begin MATERIAL FOR THE TASK

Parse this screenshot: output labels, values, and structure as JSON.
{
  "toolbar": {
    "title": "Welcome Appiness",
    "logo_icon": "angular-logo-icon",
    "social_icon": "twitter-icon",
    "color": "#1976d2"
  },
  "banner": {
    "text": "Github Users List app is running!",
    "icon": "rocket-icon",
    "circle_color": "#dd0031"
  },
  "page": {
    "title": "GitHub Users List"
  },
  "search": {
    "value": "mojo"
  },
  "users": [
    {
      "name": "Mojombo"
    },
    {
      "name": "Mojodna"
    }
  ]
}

end MATERIAL FOR THE TASK

> [TASK BRIEF]: Please give back all of the records exactly as written.

> [OUTPUT FOR THIS TASK]:
Parse this screenshot: output labels, values, and structure as JSON.
{
  "toolbar": {
    "title": "Welcome Appiness",
    "logo_icon": "angular-logo-icon",
    "social_icon": "twitter-icon",
    "color": "#1976d2"
  },
  "banner": {
    "text": "Github Users List app is running!",
    "icon": "rocket-icon",
    "circle_color": "#dd0031"
  },
  "page": {
    "title": "GitHub Users List"
  },
  "search": {
    "value": "mojo"
  },
  "users": [
    {
      "name": "Mojombo"
    },
    {
      "name": "Mojodna"
    }
  ]
}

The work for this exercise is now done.